* **Problem to work on**: Filter the entries below, keeping only lines with the word "SLOPE".

* **Data for processing**:
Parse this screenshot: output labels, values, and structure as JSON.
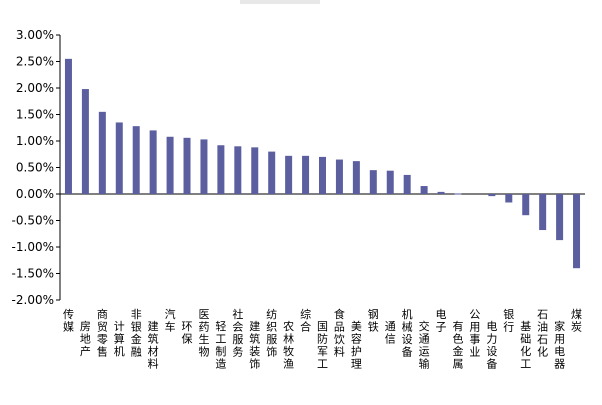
{
  "colors": {
    "bar": "#5b5fa0",
    "axis": "#000000",
    "tick_text": "#000000"
  },
  "chart_data": {
    "type": "bar",
    "title": "",
    "xlabel": "",
    "ylabel": "",
    "ylim": [
      -2.0,
      3.0
    ],
    "y_ticks": [
      "3.00%",
      "2.50%",
      "2.00%",
      "1.50%",
      "1.00%",
      "0.50%",
      "0.00%",
      "-0.50%",
      "-1.00%",
      "-1.50%",
      "-2.00%"
    ],
    "grid": false,
    "legend": "none",
    "categories": [
      "传媒",
      "房地产",
      "商贸零售",
      "计算机",
      "非银金融",
      "建筑材料",
      "汽车",
      "环保",
      "医药生物",
      "轻工制造",
      "社会服务",
      "建筑装饰",
      "纺织服饰",
      "农林牧渔",
      "综合",
      "国防军工",
      "食品饮料",
      "美容护理",
      "钢铁",
      "通信",
      "机械设备",
      "交通运输",
      "电子",
      "有色金属",
      "公用事业",
      "电力设备",
      "银行",
      "基础化工",
      "石油石化",
      "家用电器",
      "煤炭"
    ],
    "values": [
      2.55,
      1.98,
      1.55,
      1.35,
      1.28,
      1.2,
      1.08,
      1.06,
      1.03,
      0.92,
      0.9,
      0.88,
      0.8,
      0.72,
      0.72,
      0.7,
      0.65,
      0.62,
      0.45,
      0.44,
      0.36,
      0.15,
      0.04,
      0.01,
      0.0,
      -0.04,
      -0.16,
      -0.4,
      -0.68,
      -0.87,
      -1.4
    ]
  }
}
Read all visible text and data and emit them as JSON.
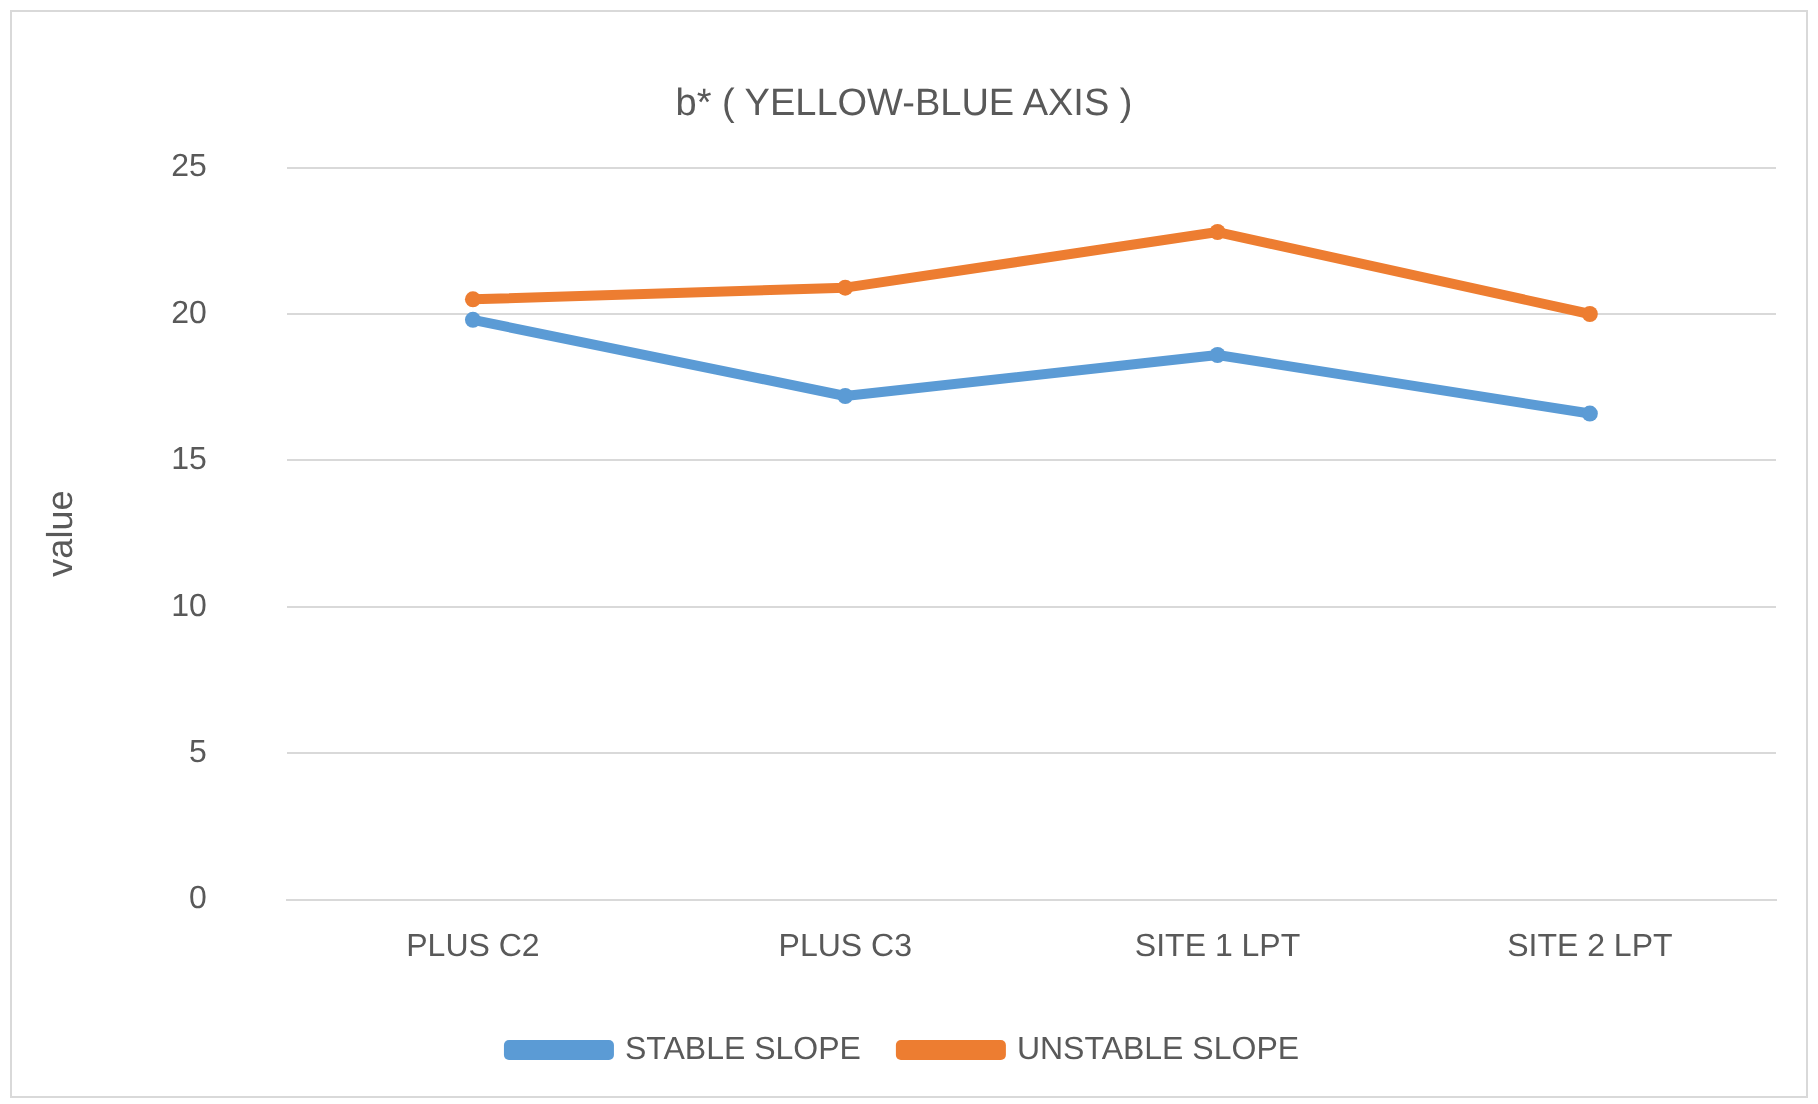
{
  "chart_data": {
    "type": "line",
    "title": "b* ( YELLOW-BLUE AXIS )",
    "ylabel": "value",
    "categories": [
      "PLUS C2",
      "PLUS C3",
      "SITE 1 LPT",
      "SITE 2 LPT"
    ],
    "series": [
      {
        "name": "STABLE SLOPE",
        "color": "#5b9bd5",
        "values": [
          19.8,
          17.2,
          18.6,
          16.6
        ]
      },
      {
        "name": "UNSTABLE SLOPE",
        "color": "#ed7d31",
        "values": [
          20.5,
          20.9,
          22.8,
          20.0
        ]
      }
    ],
    "ylim": [
      0,
      25
    ],
    "yticks": [
      0,
      5,
      10,
      15,
      20,
      25
    ],
    "grid": "y",
    "legend": "bottom",
    "marker": "circle",
    "line_style": "solid"
  }
}
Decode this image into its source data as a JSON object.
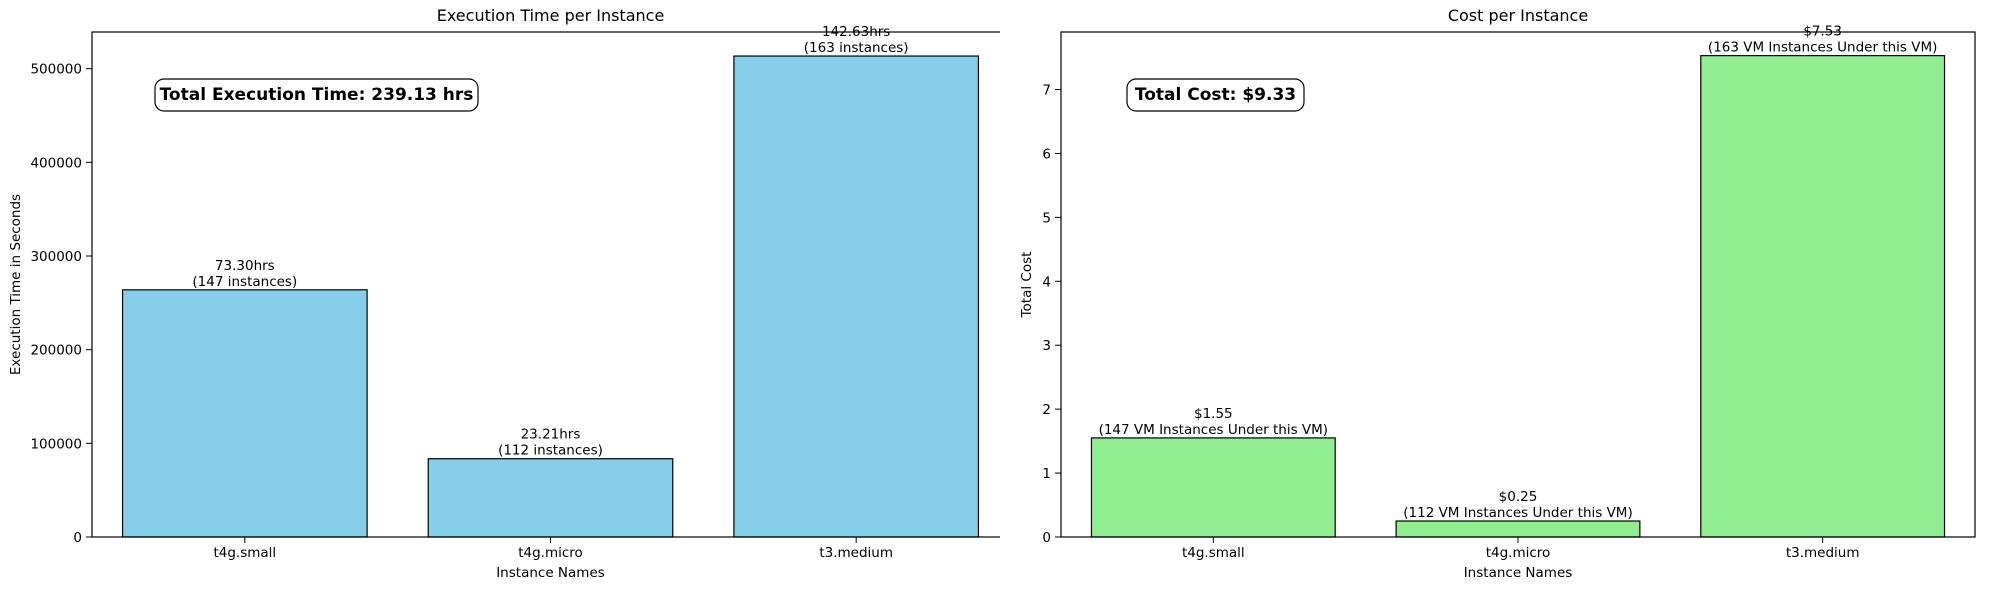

* **Solved problem**:
        "name": "STABLE SLOPE",
        "name": "UNSTABLE SLOPE",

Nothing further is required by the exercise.